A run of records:
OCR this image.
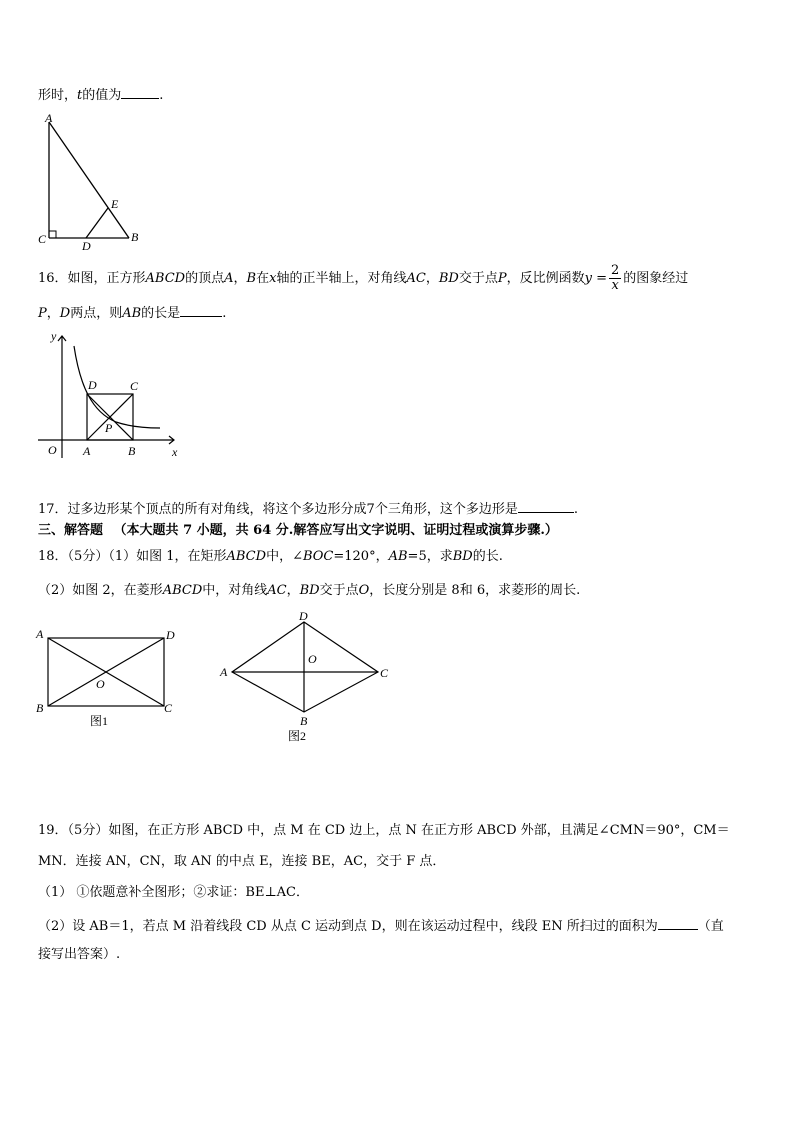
形时，t的值为	.
A
C	D
B
E
16．如图，正方形ABCD的顶点A，B在x轴的正半轴上，对角线AC，BD交于点P，反比例函数$y = \frac{2}{x}$ 的图象经过
P，D两点，则AB的长是	.
y
x
O A	B
C
D
P
17．过多边形某个顶点的所有对角线，将这个多边形分成7个三角形，这个多边形是	.
三、解答题 （本大题共 7 小题，共 64 分.解答应写出文字说明、证明过程或演算步骤.）
18．（5分）（1）如图 1，在矩形ABCD中，∠BOC=120°，AB=5，求BD的长.
（2）如图 2，在菱形ABCD中，对角线AC，BD交于点O，长度分别是 8和 6，求菱形的周长.
A	D
B	C
O
图1
D
A	C
B
O
图2
19．（5分）如图，在正方形 ABCD 中，点 M 在 CD 边上，点 N 在正方形 ABCD 外部，且满足∠CMN＝90°，CM＝
MN．连接 AN，CN，取 AN 的中点 E，连接 BE，AC，交于 F 点．
（1） ①依题意补全图形；②求证：BE⊥AC．
（2）设 AB＝1，若点 M 沿着线段 CD 从点 C 运动到点 D，则在该运动过程中，线段 EN 所扫过的面积为	（直
接写出答案）.
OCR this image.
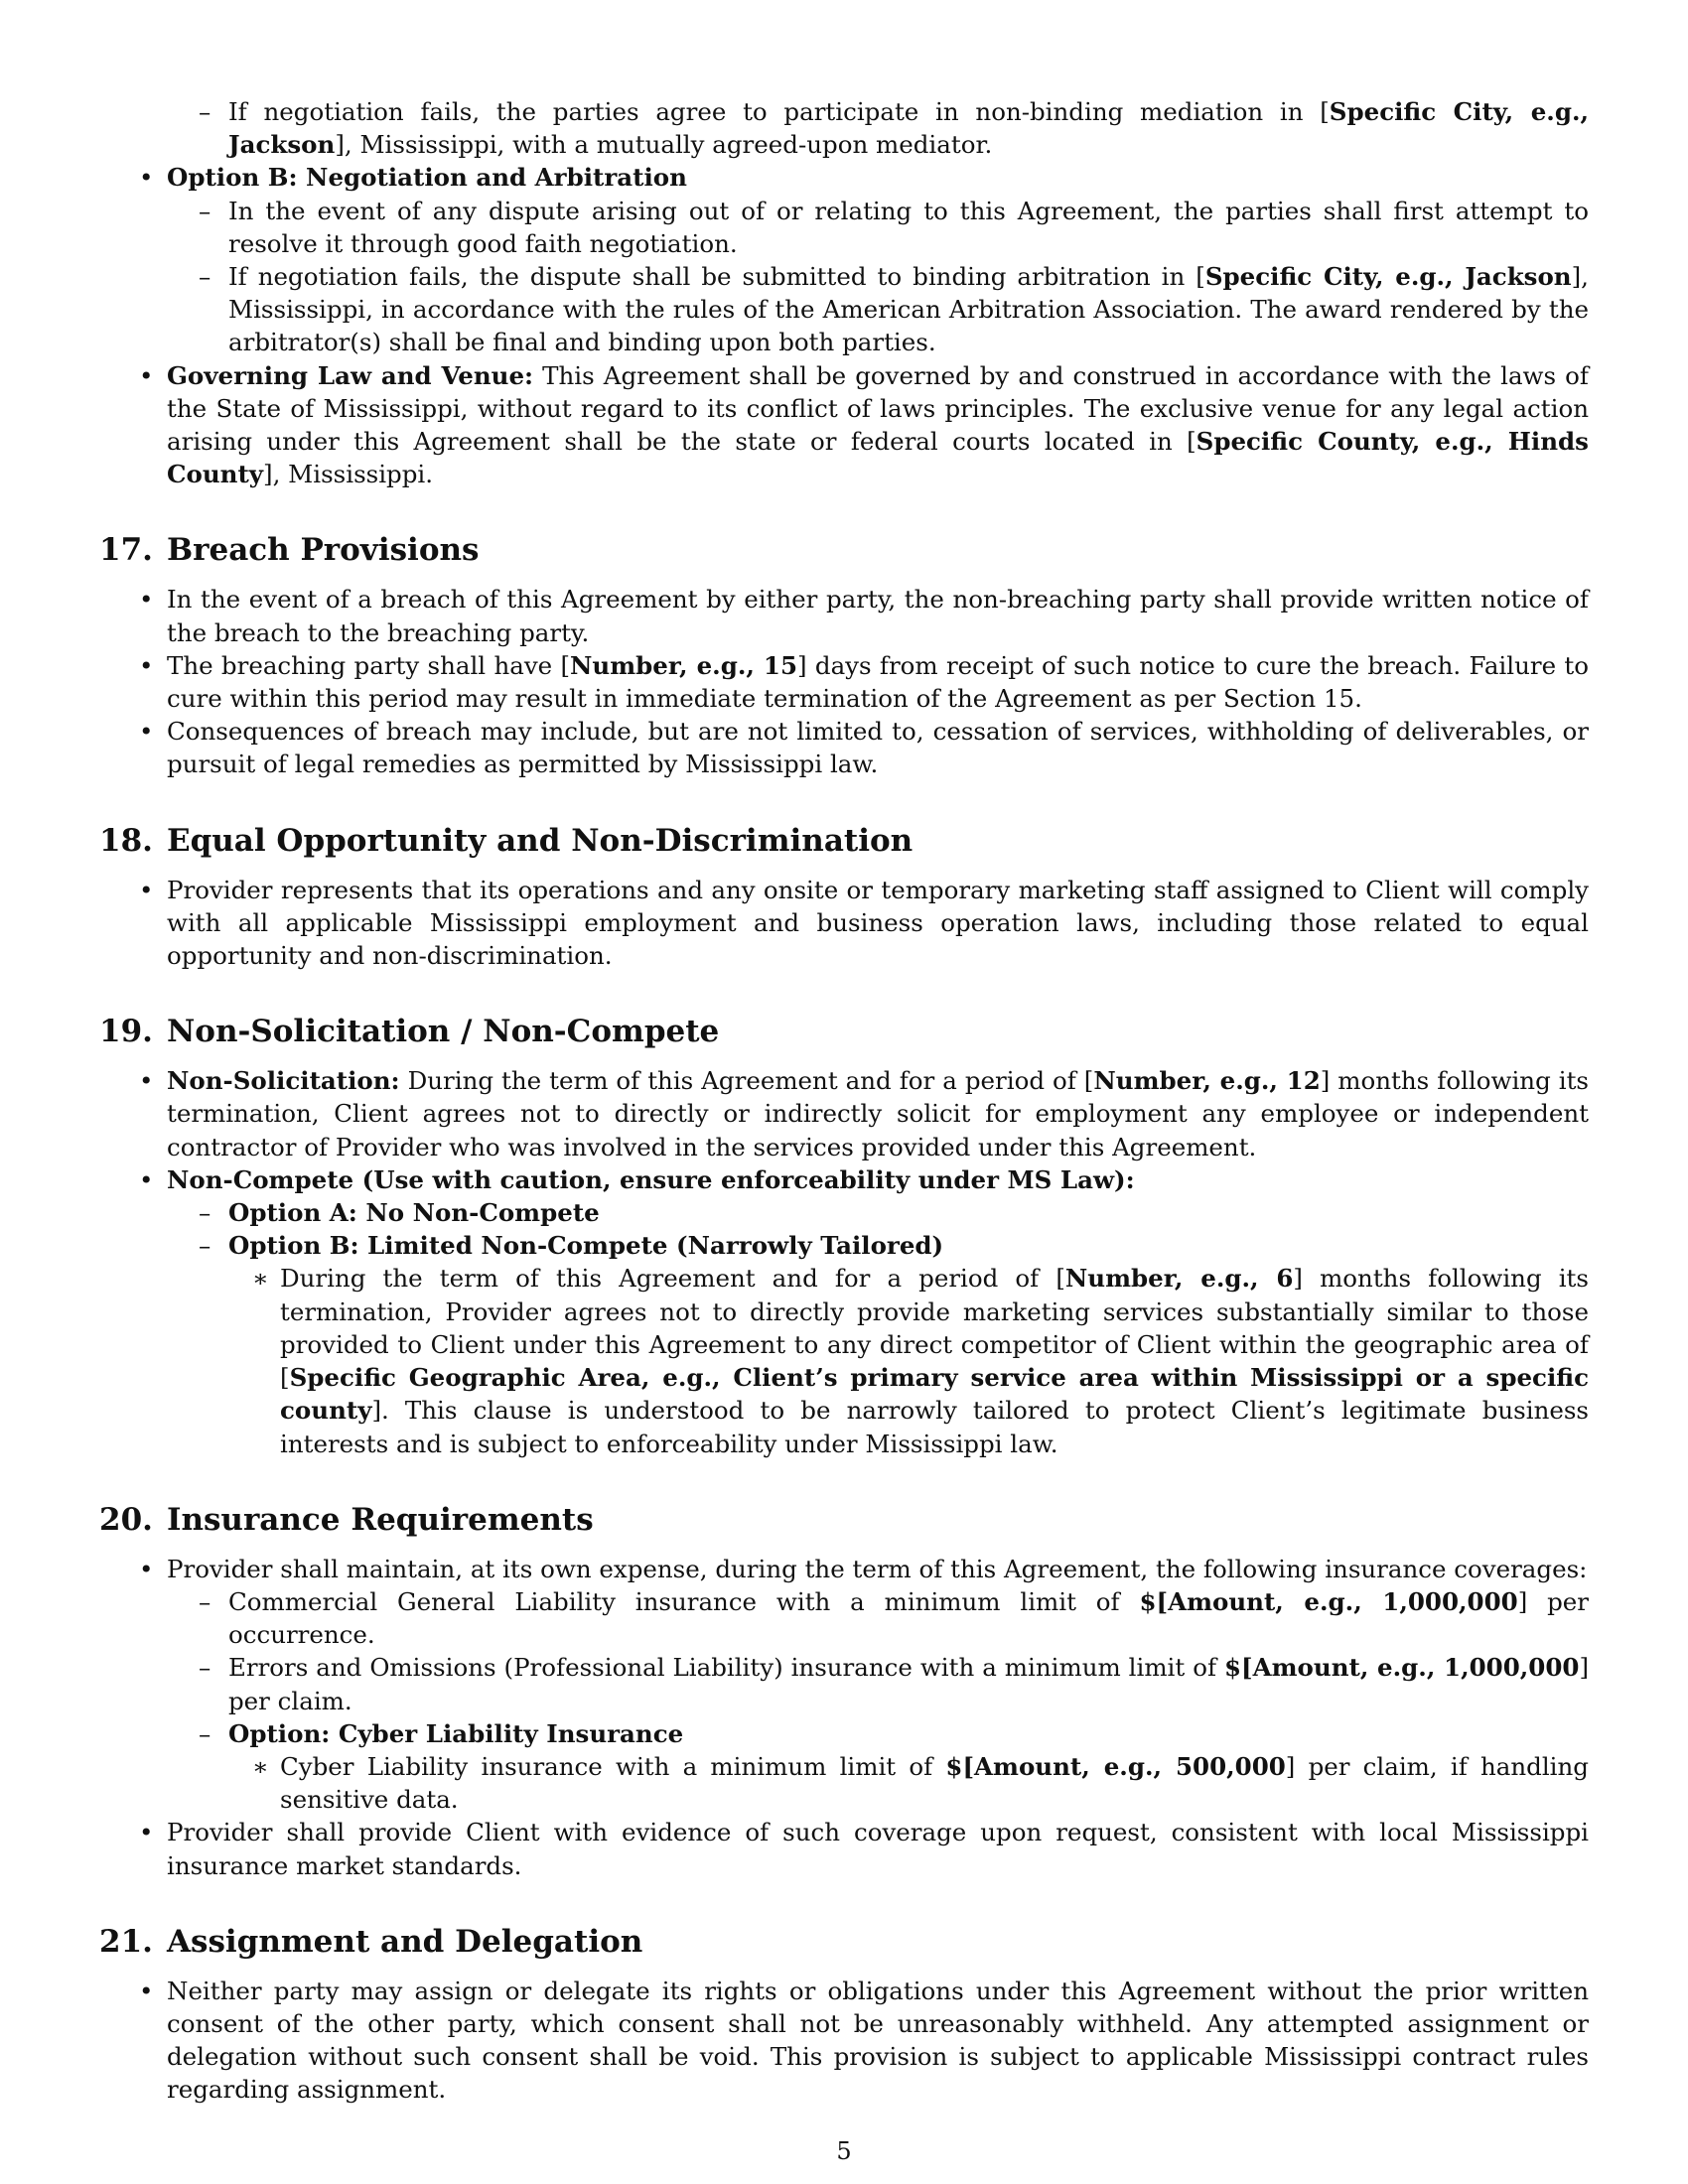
– If negotiation fails, the parties agree to participate in non-binding mediation in [Specific City, e.g., Jackson], Mississippi, with a mutually agreed-upon mediator.
• Option B: Negotiation and Arbitration
– In the event of any dispute arising out of or relating to this Agreement, the parties shall first attempt to resolve it through good faith negotiation.
– If negotiation fails, the dispute shall be submitted to binding arbitration in [Specific City, e.g., Jackson], Mississippi, in accordance with the rules of the American Arbitration Association. The award rendered by the arbitrator(s) shall be final and binding upon both parties.
• Governing Law and Venue: This Agreement shall be governed by and construed in accordance with the laws of the State of Mississippi, without regard to its conflict of laws principles. The exclusive venue for any legal action arising under this Agreement shall be the state or federal courts located in [Specific County, e.g., Hinds County], Mississippi.
17. Breach Provisions
• In the event of a breach of this Agreement by either party, the non-breaching party shall provide written notice of the breach to the breaching party.
• The breaching party shall have [Number, e.g., 15] days from receipt of such notice to cure the breach. Failure to cure within this period may result in immediate termination of the Agreement as per Section 15.
• Consequences of breach may include, but are not limited to, cessation of services, withholding of deliverables, or pursuit of legal remedies as permitted by Mississippi law.
18. Equal Opportunity and Non-Discrimination
• Provider represents that its operations and any onsite or temporary marketing staff assigned to Client will comply with all applicable Mississippi employment and business operation laws, including those related to equal opportunity and non-discrimination.
19. Non-Solicitation / Non-Compete
• Non-Solicitation: During the term of this Agreement and for a period of [Number, e.g., 12] months following its termination, Client agrees not to directly or indirectly solicit for employment any employee or independent contractor of Provider who was involved in the services provided under this Agreement.
• Non-Compete (Use with caution, ensure enforceability under MS Law):
– Option A: No Non-Compete
– Option B: Limited Non-Compete (Narrowly Tailored)
∗ During the term of this Agreement and for a period of [Number, e.g., 6] months following its termination, Provider agrees not to directly provide marketing services substantially similar to those provided to Client under this Agreement to any direct competitor of Client within the geographic area of [Specific Geographic Area, e.g., Client’s primary service area within Mississippi or a specific county]. This clause is understood to be narrowly tailored to protect Client’s legitimate business interests and is subject to enforceability under Mississippi law.
20. Insurance Requirements
• Provider shall maintain, at its own expense, during the term of this Agreement, the following insurance coverages:
– Commercial General Liability insurance with a minimum limit of $[Amount, e.g., 1,000,000] per occurrence.
– Errors and Omissions (Professional Liability) insurance with a minimum limit of $[Amount, e.g., 1,000,000] per claim.
– Option: Cyber Liability Insurance
∗ Cyber Liability insurance with a minimum limit of $[Amount, e.g., 500,000] per claim, if handling sensitive data.
• Provider shall provide Client with evidence of such coverage upon request, consistent with local Mississippi insurance market standards.
21. Assignment and Delegation
• Neither party may assign or delegate its rights or obligations under this Agreement without the prior written consent of the other party, which consent shall not be unreasonably withheld. Any attempted assignment or delegation without such consent shall be void. This provision is subject to applicable Mississippi contract rules regarding assignment.
5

Exercise task |
In the material above, find the lines that contain "period" and show them.

Result for this task |
• The breaching party shall have [Number, e.g., 15] days from receipt of such notice to cure the breach. Failure to cure within this period may result in immediate termination of the Agreement as per Section 15.
• Non-Solicitation: During the term of this Agreement and for a period of [Number, e.g., 12] months following its termination, Client agrees not to directly or indirectly solicit for employment any employee or independent contractor of Provider who was involved in the services provided under this Agreement.
∗ During the term of this Agreement and for a period of [Number, e.g., 6] months following its termination, Provider agrees not to directly provide marketing services substantially similar to those provided to Client under this Agreement to any direct competitor of Client within the geographic area of [Specific Geographic Area, e.g., Client’s primary service area within Mississippi or a specific county]. This clause is understood to be narrowly tailored to protect Client’s legitimate business interests and is subject to enforceability under Mississippi law.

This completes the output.